**Problem statement**
Edit the listing below by changing every "coastline-path" to "shore-outline" and leaving everything else as it is.

**Entries**
************

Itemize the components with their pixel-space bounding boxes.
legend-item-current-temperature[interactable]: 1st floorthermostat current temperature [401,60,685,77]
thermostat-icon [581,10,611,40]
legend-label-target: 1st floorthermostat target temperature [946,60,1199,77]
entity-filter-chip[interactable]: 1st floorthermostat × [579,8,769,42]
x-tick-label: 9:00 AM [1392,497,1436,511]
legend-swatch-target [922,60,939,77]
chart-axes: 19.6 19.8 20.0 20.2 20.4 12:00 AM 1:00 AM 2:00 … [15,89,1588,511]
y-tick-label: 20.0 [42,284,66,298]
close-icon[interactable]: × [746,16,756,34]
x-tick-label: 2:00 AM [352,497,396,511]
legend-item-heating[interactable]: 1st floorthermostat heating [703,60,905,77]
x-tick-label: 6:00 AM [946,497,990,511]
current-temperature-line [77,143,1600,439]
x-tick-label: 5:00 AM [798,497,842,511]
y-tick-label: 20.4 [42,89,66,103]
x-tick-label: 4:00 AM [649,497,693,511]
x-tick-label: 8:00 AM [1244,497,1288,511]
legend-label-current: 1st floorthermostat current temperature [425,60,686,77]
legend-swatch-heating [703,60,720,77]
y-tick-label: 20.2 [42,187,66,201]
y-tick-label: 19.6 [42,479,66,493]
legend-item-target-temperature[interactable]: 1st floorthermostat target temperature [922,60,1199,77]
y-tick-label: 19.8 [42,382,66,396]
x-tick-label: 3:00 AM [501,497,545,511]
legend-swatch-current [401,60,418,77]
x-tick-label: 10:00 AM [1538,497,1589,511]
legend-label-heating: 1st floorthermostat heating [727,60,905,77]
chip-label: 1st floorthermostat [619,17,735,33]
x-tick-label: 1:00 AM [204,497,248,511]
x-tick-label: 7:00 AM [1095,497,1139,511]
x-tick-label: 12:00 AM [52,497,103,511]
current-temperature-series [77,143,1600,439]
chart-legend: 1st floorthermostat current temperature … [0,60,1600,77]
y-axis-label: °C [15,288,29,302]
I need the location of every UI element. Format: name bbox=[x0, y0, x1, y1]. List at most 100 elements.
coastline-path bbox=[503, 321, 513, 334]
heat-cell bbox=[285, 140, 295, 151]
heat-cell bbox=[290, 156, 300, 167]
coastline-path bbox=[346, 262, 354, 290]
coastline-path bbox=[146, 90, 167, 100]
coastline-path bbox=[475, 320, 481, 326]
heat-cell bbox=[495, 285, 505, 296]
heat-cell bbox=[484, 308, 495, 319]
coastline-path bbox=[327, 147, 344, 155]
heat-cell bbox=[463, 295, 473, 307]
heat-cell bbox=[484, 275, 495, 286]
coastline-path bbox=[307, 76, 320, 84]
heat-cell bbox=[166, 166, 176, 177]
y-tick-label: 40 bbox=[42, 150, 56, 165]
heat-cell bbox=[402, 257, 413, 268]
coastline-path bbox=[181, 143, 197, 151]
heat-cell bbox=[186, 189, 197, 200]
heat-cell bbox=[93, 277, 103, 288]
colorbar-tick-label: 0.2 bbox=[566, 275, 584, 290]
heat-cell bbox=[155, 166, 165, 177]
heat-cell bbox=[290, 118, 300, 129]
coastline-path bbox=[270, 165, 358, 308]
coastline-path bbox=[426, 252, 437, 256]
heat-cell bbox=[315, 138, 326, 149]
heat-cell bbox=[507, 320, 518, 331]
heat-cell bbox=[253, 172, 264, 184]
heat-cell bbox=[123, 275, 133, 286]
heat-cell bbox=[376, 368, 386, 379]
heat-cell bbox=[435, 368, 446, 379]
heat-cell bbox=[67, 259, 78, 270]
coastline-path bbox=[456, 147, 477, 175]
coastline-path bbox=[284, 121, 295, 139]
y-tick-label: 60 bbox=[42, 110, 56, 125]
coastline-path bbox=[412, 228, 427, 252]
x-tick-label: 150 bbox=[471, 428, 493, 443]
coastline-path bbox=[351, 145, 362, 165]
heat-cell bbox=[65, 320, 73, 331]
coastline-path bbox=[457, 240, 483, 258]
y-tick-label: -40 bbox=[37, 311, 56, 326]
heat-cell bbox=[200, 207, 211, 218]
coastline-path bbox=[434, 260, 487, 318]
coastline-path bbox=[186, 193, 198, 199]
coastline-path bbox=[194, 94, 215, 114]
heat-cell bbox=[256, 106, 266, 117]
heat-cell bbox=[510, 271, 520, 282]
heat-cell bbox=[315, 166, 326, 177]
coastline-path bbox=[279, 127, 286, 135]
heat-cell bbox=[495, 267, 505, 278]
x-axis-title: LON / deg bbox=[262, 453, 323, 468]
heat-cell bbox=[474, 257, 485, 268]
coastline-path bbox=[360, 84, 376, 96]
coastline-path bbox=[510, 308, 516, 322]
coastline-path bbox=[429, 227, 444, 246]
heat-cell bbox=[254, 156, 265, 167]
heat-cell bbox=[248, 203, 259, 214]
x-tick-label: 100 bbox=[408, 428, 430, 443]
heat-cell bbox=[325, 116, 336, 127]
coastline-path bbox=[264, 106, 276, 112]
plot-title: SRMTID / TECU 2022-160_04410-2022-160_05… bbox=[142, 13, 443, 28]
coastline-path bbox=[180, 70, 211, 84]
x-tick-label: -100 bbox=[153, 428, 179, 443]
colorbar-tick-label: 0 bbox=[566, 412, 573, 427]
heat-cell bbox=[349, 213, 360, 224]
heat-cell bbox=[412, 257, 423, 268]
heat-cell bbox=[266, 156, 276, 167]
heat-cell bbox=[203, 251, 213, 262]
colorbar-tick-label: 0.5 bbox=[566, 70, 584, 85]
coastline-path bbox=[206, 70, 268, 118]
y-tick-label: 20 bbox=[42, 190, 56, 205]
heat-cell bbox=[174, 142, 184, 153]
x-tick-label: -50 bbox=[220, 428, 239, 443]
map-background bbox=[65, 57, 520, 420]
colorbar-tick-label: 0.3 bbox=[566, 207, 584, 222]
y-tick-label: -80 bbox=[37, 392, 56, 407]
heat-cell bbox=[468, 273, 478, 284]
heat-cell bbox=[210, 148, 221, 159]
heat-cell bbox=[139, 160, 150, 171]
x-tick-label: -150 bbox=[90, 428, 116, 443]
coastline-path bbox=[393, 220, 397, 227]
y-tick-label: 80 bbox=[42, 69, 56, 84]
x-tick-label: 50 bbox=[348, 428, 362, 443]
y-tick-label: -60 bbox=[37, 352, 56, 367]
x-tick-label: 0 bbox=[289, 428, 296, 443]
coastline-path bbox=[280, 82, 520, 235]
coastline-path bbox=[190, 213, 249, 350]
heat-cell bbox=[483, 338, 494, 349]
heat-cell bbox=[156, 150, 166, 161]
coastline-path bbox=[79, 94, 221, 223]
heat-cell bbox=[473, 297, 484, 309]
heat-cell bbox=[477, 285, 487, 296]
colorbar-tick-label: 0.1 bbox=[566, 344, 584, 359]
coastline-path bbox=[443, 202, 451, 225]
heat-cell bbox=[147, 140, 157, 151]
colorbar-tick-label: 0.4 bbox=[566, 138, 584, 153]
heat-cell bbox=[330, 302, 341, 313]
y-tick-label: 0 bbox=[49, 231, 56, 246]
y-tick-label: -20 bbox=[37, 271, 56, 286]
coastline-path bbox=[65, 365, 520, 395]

************

**Answer to this problem**
Itemize the components with their pixel-space bounding boxes.
legend-item-current-temperature[interactable]: 1st floorthermostat current temperature [401,60,685,77]
thermostat-icon [581,10,611,40]
legend-label-target: 1st floorthermostat target temperature [946,60,1199,77]
entity-filter-chip[interactable]: 1st floorthermostat × [579,8,769,42]
x-tick-label: 9:00 AM [1392,497,1436,511]
legend-swatch-target [922,60,939,77]
chart-axes: 19.6 19.8 20.0 20.2 20.4 12:00 AM 1:00 AM 2:00 … [15,89,1588,511]
y-tick-label: 20.0 [42,284,66,298]
close-icon[interactable]: × [746,16,756,34]
x-tick-label: 2:00 AM [352,497,396,511]
legend-item-heating[interactable]: 1st floorthermostat heating [703,60,905,77]
x-tick-label: 6:00 AM [946,497,990,511]
current-temperature-line [77,143,1600,439]
x-tick-label: 5:00 AM [798,497,842,511]
y-tick-label: 20.4 [42,89,66,103]
x-tick-label: 4:00 AM [649,497,693,511]
x-tick-label: 8:00 AM [1244,497,1288,511]
legend-label-current: 1st floorthermostat current temperature [425,60,686,77]
legend-swatch-heating [703,60,720,77]
y-tick-label: 20.2 [42,187,66,201]
y-tick-label: 19.6 [42,479,66,493]
legend-item-target-temperature[interactable]: 1st floorthermostat target temperature [922,60,1199,77]
y-tick-label: 19.8 [42,382,66,396]
x-tick-label: 3:00 AM [501,497,545,511]
legend-swatch-current [401,60,418,77]
x-tick-label: 10:00 AM [1538,497,1589,511]
legend-label-heating: 1st floorthermostat heating [727,60,905,77]
chip-label: 1st floorthermostat [619,17,735,33]
x-tick-label: 1:00 AM [204,497,248,511]
x-tick-label: 7:00 AM [1095,497,1139,511]
x-tick-label: 12:00 AM [52,497,103,511]
current-temperature-series [77,143,1600,439]
chart-legend: 1st floorthermostat current temperature … [0,60,1600,77]
y-axis-label: °C [15,288,29,302]
I need the location of every UI element. Format: name bbox=[x0, y0, x1, y1]. List at most 100 elements.
shore-outline bbox=[503, 321, 513, 334]
heat-cell bbox=[285, 140, 295, 151]
heat-cell bbox=[290, 156, 300, 167]
shore-outline bbox=[346, 262, 354, 290]
shore-outline bbox=[146, 90, 167, 100]
shore-outline bbox=[475, 320, 481, 326]
heat-cell bbox=[495, 285, 505, 296]
heat-cell bbox=[484, 308, 495, 319]
shore-outline bbox=[327, 147, 344, 155]
heat-cell bbox=[463, 295, 473, 307]
heat-cell bbox=[484, 275, 495, 286]
shore-outline bbox=[307, 76, 320, 84]
heat-cell bbox=[166, 166, 176, 177]
y-tick-label: 40 bbox=[42, 150, 56, 165]
heat-cell bbox=[402, 257, 413, 268]
shore-outline bbox=[181, 143, 197, 151]
heat-cell bbox=[186, 189, 197, 200]
heat-cell bbox=[93, 277, 103, 288]
colorbar-tick-label: 0.2 bbox=[566, 275, 584, 290]
heat-cell bbox=[155, 166, 165, 177]
heat-cell bbox=[290, 118, 300, 129]
shore-outline bbox=[270, 165, 358, 308]
shore-outline bbox=[426, 252, 437, 256]
heat-cell bbox=[315, 138, 326, 149]
heat-cell bbox=[507, 320, 518, 331]
heat-cell bbox=[253, 172, 264, 184]
heat-cell bbox=[123, 275, 133, 286]
heat-cell bbox=[376, 368, 386, 379]
heat-cell bbox=[435, 368, 446, 379]
heat-cell bbox=[67, 259, 78, 270]
shore-outline bbox=[456, 147, 477, 175]
shore-outline bbox=[284, 121, 295, 139]
y-tick-label: 60 bbox=[42, 110, 56, 125]
shore-outline bbox=[412, 228, 427, 252]
x-tick-label: 150 bbox=[471, 428, 493, 443]
shore-outline bbox=[351, 145, 362, 165]
heat-cell bbox=[65, 320, 73, 331]
shore-outline bbox=[457, 240, 483, 258]
y-tick-label: -40 bbox=[37, 311, 56, 326]
heat-cell bbox=[200, 207, 211, 218]
shore-outline bbox=[434, 260, 487, 318]
shore-outline bbox=[186, 193, 198, 199]
shore-outline bbox=[194, 94, 215, 114]
heat-cell bbox=[256, 106, 266, 117]
heat-cell bbox=[510, 271, 520, 282]
heat-cell bbox=[315, 166, 326, 177]
shore-outline bbox=[279, 127, 286, 135]
heat-cell bbox=[495, 267, 505, 278]
x-axis-title: LON / deg bbox=[262, 453, 323, 468]
heat-cell bbox=[474, 257, 485, 268]
shore-outline bbox=[360, 84, 376, 96]
shore-outline bbox=[510, 308, 516, 322]
shore-outline bbox=[429, 227, 444, 246]
heat-cell bbox=[254, 156, 265, 167]
heat-cell bbox=[248, 203, 259, 214]
x-tick-label: 100 bbox=[408, 428, 430, 443]
heat-cell bbox=[325, 116, 336, 127]
shore-outline bbox=[264, 106, 276, 112]
plot-title: SRMTID / TECU 2022-160_04410-2022-160_05… bbox=[142, 13, 443, 28]
shore-outline bbox=[180, 70, 211, 84]
x-tick-label: -100 bbox=[153, 428, 179, 443]
colorbar-tick-label: 0 bbox=[566, 412, 573, 427]
heat-cell bbox=[349, 213, 360, 224]
heat-cell bbox=[412, 257, 423, 268]
heat-cell bbox=[266, 156, 276, 167]
heat-cell bbox=[203, 251, 213, 262]
colorbar-tick-label: 0.5 bbox=[566, 70, 584, 85]
shore-outline bbox=[206, 70, 268, 118]
y-tick-label: 20 bbox=[42, 190, 56, 205]
heat-cell bbox=[174, 142, 184, 153]
x-tick-label: -50 bbox=[220, 428, 239, 443]
map-background bbox=[65, 57, 520, 420]
colorbar-tick-label: 0.3 bbox=[566, 207, 584, 222]
y-tick-label: -80 bbox=[37, 392, 56, 407]
heat-cell bbox=[468, 273, 478, 284]
heat-cell bbox=[210, 148, 221, 159]
heat-cell bbox=[139, 160, 150, 171]
x-tick-label: -150 bbox=[90, 428, 116, 443]
shore-outline bbox=[393, 220, 397, 227]
y-tick-label: 80 bbox=[42, 69, 56, 84]
x-tick-label: 50 bbox=[348, 428, 362, 443]
y-tick-label: -60 bbox=[37, 352, 56, 367]
x-tick-label: 0 bbox=[289, 428, 296, 443]
shore-outline bbox=[280, 82, 520, 235]
shore-outline bbox=[190, 213, 249, 350]
heat-cell bbox=[483, 338, 494, 349]
heat-cell bbox=[156, 150, 166, 161]
shore-outline bbox=[79, 94, 221, 223]
heat-cell bbox=[473, 297, 484, 309]
heat-cell bbox=[477, 285, 487, 296]
colorbar-tick-label: 0.1 bbox=[566, 344, 584, 359]
shore-outline bbox=[443, 202, 451, 225]
heat-cell bbox=[147, 140, 157, 151]
colorbar-tick-label: 0.4 bbox=[566, 138, 584, 153]
heat-cell bbox=[330, 302, 341, 313]
y-tick-label: 0 bbox=[49, 231, 56, 246]
y-tick-label: -20 bbox=[37, 271, 56, 286]
shore-outline bbox=[65, 365, 520, 395]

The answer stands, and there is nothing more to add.